Items from a data source
<<<<

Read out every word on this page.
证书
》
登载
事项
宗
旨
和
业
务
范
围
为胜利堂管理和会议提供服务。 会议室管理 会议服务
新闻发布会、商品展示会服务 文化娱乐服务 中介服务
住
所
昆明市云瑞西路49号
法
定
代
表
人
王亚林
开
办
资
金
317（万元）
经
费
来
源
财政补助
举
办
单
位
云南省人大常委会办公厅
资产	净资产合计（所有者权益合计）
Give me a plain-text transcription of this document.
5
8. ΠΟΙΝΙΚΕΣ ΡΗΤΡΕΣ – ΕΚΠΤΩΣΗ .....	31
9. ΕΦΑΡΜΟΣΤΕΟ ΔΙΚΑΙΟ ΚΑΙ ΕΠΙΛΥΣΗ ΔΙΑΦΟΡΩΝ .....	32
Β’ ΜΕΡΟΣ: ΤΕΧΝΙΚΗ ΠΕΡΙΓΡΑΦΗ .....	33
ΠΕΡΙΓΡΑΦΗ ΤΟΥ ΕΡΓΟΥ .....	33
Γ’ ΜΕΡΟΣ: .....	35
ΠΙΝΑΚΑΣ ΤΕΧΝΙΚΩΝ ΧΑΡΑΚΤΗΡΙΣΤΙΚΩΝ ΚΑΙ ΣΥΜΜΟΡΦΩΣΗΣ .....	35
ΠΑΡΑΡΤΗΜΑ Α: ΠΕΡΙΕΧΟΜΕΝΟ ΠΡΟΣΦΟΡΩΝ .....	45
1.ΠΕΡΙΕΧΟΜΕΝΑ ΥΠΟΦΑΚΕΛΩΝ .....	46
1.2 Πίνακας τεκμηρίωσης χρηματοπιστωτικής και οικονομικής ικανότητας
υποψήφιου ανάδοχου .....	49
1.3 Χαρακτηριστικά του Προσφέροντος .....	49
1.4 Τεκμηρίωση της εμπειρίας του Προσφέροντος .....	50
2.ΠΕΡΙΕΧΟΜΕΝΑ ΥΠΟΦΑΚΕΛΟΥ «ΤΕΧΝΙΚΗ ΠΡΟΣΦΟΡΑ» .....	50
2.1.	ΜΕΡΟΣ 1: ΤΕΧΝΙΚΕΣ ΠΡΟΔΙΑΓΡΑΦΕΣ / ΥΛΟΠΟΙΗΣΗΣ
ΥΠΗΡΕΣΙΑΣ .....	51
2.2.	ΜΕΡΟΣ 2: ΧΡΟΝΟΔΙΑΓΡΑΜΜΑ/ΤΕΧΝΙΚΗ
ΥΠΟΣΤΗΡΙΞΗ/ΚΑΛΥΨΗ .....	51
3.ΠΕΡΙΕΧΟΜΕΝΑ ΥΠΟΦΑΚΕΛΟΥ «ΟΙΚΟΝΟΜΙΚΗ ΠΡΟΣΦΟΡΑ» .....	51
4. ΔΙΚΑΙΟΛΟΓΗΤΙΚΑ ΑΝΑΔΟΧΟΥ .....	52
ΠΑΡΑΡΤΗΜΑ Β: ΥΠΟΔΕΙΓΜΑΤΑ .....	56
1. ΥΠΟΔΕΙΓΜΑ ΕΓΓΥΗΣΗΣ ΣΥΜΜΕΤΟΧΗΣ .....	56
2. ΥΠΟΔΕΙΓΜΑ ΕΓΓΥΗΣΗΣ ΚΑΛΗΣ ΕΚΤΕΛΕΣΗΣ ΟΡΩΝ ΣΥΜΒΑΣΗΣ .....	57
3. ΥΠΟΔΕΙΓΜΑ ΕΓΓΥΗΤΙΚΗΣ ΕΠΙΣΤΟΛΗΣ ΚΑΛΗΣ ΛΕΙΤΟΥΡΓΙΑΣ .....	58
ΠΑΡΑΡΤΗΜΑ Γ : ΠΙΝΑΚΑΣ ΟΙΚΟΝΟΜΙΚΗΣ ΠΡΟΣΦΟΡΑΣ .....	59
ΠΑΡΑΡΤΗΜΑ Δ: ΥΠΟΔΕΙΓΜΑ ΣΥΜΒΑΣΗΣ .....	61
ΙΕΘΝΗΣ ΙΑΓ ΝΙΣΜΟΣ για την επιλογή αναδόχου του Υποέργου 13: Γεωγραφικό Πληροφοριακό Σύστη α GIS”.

>>>>

**EXERCISE**
Output every entry shown above, exactly.

**RESULT OF THE TASK**
Read out every word on this page.
证书
》
登载
事项
宗
旨
和
业
务
范
围
为胜利堂管理和会议提供服务。 会议室管理 会议服务
新闻发布会、商品展示会服务 文化娱乐服务 中介服务
住
所
昆明市云瑞西路49号
法
定
代
表
人
王亚林
开
办
资
金
317（万元）
经
费
来
源
财政补助
举
办
单
位
云南省人大常委会办公厅
资产	净资产合计（所有者权益合计）
Give me a plain-text transcription of this document.
5
8. ΠΟΙΝΙΚΕΣ ΡΗΤΡΕΣ – ΕΚΠΤΩΣΗ .....	31
9. ΕΦΑΡΜΟΣΤΕΟ ΔΙΚΑΙΟ ΚΑΙ ΕΠΙΛΥΣΗ ΔΙΑΦΟΡΩΝ .....	32
Β’ ΜΕΡΟΣ: ΤΕΧΝΙΚΗ ΠΕΡΙΓΡΑΦΗ .....	33
ΠΕΡΙΓΡΑΦΗ ΤΟΥ ΕΡΓΟΥ .....	33
Γ’ ΜΕΡΟΣ: .....	35
ΠΙΝΑΚΑΣ ΤΕΧΝΙΚΩΝ ΧΑΡΑΚΤΗΡΙΣΤΙΚΩΝ ΚΑΙ ΣΥΜΜΟΡΦΩΣΗΣ .....	35
ΠΑΡΑΡΤΗΜΑ Α: ΠΕΡΙΕΧΟΜΕΝΟ ΠΡΟΣΦΟΡΩΝ .....	45
1.ΠΕΡΙΕΧΟΜΕΝΑ ΥΠΟΦΑΚΕΛΩΝ .....	46
1.2 Πίνακας τεκμηρίωσης χρηματοπιστωτικής και οικονομικής ικανότητας
υποψήφιου ανάδοχου .....	49
1.3 Χαρακτηριστικά του Προσφέροντος .....	49
1.4 Τεκμηρίωση της εμπειρίας του Προσφέροντος .....	50
2.ΠΕΡΙΕΧΟΜΕΝΑ ΥΠΟΦΑΚΕΛΟΥ «ΤΕΧΝΙΚΗ ΠΡΟΣΦΟΡΑ» .....	50
2.1.	ΜΕΡΟΣ 1: ΤΕΧΝΙΚΕΣ ΠΡΟΔΙΑΓΡΑΦΕΣ / ΥΛΟΠΟΙΗΣΗΣ
ΥΠΗΡΕΣΙΑΣ .....	51
2.2.	ΜΕΡΟΣ 2: ΧΡΟΝΟΔΙΑΓΡΑΜΜΑ/ΤΕΧΝΙΚΗ
ΥΠΟΣΤΗΡΙΞΗ/ΚΑΛΥΨΗ .....	51
3.ΠΕΡΙΕΧΟΜΕΝΑ ΥΠΟΦΑΚΕΛΟΥ «ΟΙΚΟΝΟΜΙΚΗ ΠΡΟΣΦΟΡΑ» .....	51
4. ΔΙΚΑΙΟΛΟΓΗΤΙΚΑ ΑΝΑΔΟΧΟΥ .....	52
ΠΑΡΑΡΤΗΜΑ Β: ΥΠΟΔΕΙΓΜΑΤΑ .....	56
1. ΥΠΟΔΕΙΓΜΑ ΕΓΓΥΗΣΗΣ ΣΥΜΜΕΤΟΧΗΣ .....	56
2. ΥΠΟΔΕΙΓΜΑ ΕΓΓΥΗΣΗΣ ΚΑΛΗΣ ΕΚΤΕΛΕΣΗΣ ΟΡΩΝ ΣΥΜΒΑΣΗΣ .....	57
3. ΥΠΟΔΕΙΓΜΑ ΕΓΓΥΗΤΙΚΗΣ ΕΠΙΣΤΟΛΗΣ ΚΑΛΗΣ ΛΕΙΤΟΥΡΓΙΑΣ .....	58
ΠΑΡΑΡΤΗΜΑ Γ : ΠΙΝΑΚΑΣ ΟΙΚΟΝΟΜΙΚΗΣ ΠΡΟΣΦΟΡΑΣ .....	59
ΠΑΡΑΡΤΗΜΑ Δ: ΥΠΟΔΕΙΓΜΑ ΣΥΜΒΑΣΗΣ .....	61
ΙΕΘΝΗΣ ΙΑΓ ΝΙΣΜΟΣ για την επιλογή αναδόχου του Υποέργου 13: Γεωγραφικό Πληροφοριακό Σύστη α GIS”.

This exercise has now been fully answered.